_Exercise_: Repeat the entries that follow verbatim, without any of their pictures.

* begin Material for this task *

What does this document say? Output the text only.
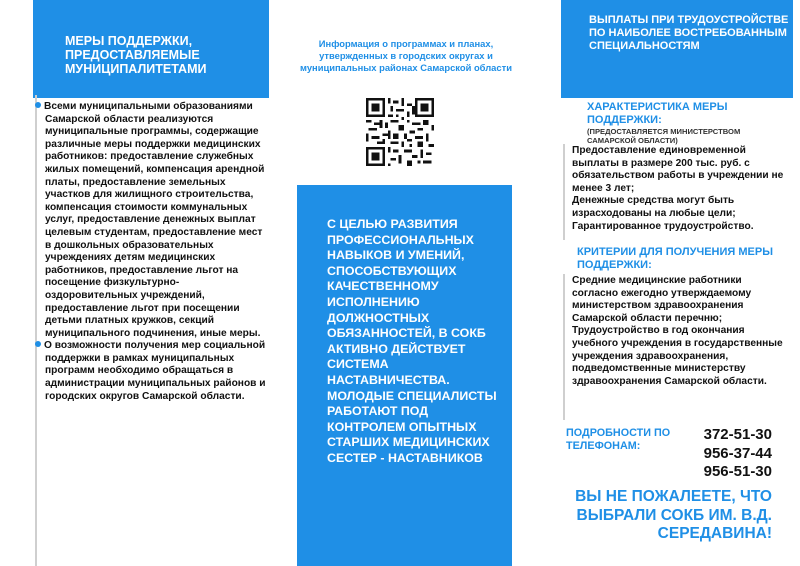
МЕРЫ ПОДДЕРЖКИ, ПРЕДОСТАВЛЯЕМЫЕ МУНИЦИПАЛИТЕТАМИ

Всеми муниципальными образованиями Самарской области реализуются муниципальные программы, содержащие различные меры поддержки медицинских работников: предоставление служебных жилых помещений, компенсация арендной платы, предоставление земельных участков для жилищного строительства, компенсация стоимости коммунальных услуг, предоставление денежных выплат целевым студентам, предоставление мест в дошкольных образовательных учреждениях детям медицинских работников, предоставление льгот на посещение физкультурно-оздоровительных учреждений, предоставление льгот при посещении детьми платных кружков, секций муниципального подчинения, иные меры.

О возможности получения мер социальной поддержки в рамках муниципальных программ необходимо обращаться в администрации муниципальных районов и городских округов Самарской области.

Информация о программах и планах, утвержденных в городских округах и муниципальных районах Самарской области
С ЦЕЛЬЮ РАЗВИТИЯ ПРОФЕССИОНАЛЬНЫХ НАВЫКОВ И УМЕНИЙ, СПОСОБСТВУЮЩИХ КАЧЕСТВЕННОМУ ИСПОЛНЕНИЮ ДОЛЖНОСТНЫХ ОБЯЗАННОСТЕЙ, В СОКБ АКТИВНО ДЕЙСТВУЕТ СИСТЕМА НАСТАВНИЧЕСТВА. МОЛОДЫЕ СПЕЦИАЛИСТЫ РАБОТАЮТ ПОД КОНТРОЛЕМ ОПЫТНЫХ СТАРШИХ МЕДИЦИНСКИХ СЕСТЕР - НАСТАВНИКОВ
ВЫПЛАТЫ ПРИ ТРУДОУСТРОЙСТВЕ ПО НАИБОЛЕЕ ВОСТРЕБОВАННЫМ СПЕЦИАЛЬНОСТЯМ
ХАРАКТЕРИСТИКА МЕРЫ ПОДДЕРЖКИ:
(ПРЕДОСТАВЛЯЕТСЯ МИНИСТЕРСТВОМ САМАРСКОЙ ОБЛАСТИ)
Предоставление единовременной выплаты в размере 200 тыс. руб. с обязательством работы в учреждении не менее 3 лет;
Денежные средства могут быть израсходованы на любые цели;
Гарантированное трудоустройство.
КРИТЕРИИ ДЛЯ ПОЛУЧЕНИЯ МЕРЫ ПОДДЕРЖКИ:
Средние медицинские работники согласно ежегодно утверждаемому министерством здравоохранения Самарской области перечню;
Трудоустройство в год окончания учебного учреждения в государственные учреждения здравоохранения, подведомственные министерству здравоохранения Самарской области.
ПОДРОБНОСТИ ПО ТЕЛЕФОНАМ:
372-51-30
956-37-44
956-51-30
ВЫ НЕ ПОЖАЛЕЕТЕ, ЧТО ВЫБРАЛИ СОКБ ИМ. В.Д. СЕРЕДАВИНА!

* end Material for this task *

_Correct result_:
What does this document say? Output the text only.
МЕРЫ ПОДДЕРЖКИ, ПРЕДОСТАВЛЯЕМЫЕ МУНИЦИПАЛИТЕТАМИ

Всеми муниципальными образованиями Самарской области реализуются муниципальные программы, содержащие различные меры поддержки медицинских работников: предоставление служебных жилых помещений, компенсация арендной платы, предоставление земельных участков для жилищного строительства, компенсация стоимости коммунальных услуг, предоставление денежных выплат целевым студентам, предоставление мест в дошкольных образовательных учреждениях детям медицинских работников, предоставление льгот на посещение физкультурно-оздоровительных учреждений, предоставление льгот при посещении детьми платных кружков, секций муниципального подчинения, иные меры.

О возможности получения мер социальной поддержки в рамках муниципальных программ необходимо обращаться в администрации муниципальных районов и городских округов Самарской области.

Информация о программах и планах, утвержденных в городских округах и муниципальных районах Самарской области
С ЦЕЛЬЮ РАЗВИТИЯ ПРОФЕССИОНАЛЬНЫХ НАВЫКОВ И УМЕНИЙ, СПОСОБСТВУЮЩИХ КАЧЕСТВЕННОМУ ИСПОЛНЕНИЮ ДОЛЖНОСТНЫХ ОБЯЗАННОСТЕЙ, В СОКБ АКТИВНО ДЕЙСТВУЕТ СИСТЕМА НАСТАВНИЧЕСТВА. МОЛОДЫЕ СПЕЦИАЛИСТЫ РАБОТАЮТ ПОД КОНТРОЛЕМ ОПЫТНЫХ СТАРШИХ МЕДИЦИНСКИХ СЕСТЕР - НАСТАВНИКОВ
ВЫПЛАТЫ ПРИ ТРУДОУСТРОЙСТВЕ ПО НАИБОЛЕЕ ВОСТРЕБОВАННЫМ СПЕЦИАЛЬНОСТЯМ
ХАРАКТЕРИСТИКА МЕРЫ ПОДДЕРЖКИ:
(ПРЕДОСТАВЛЯЕТСЯ МИНИСТЕРСТВОМ САМАРСКОЙ ОБЛАСТИ)
Предоставление единовременной выплаты в размере 200 тыс. руб. с обязательством работы в учреждении не менее 3 лет;
Денежные средства могут быть израсходованы на любые цели;
Гарантированное трудоустройство.
КРИТЕРИИ ДЛЯ ПОЛУЧЕНИЯ МЕРЫ ПОДДЕРЖКИ:
Средние медицинские работники согласно ежегодно утверждаемому министерством здравоохранения Самарской области перечню;
Трудоустройство в год окончания учебного учреждения в государственные учреждения здравоохранения, подведомственные министерству здравоохранения Самарской области.
ПОДРОБНОСТИ ПО ТЕЛЕФОНАМ:
372-51-30
956-37-44
956-51-30
ВЫ НЕ ПОЖАЛЕЕТЕ, ЧТО ВЫБРАЛИ СОКБ ИМ. В.Д. СЕРЕДАВИНА!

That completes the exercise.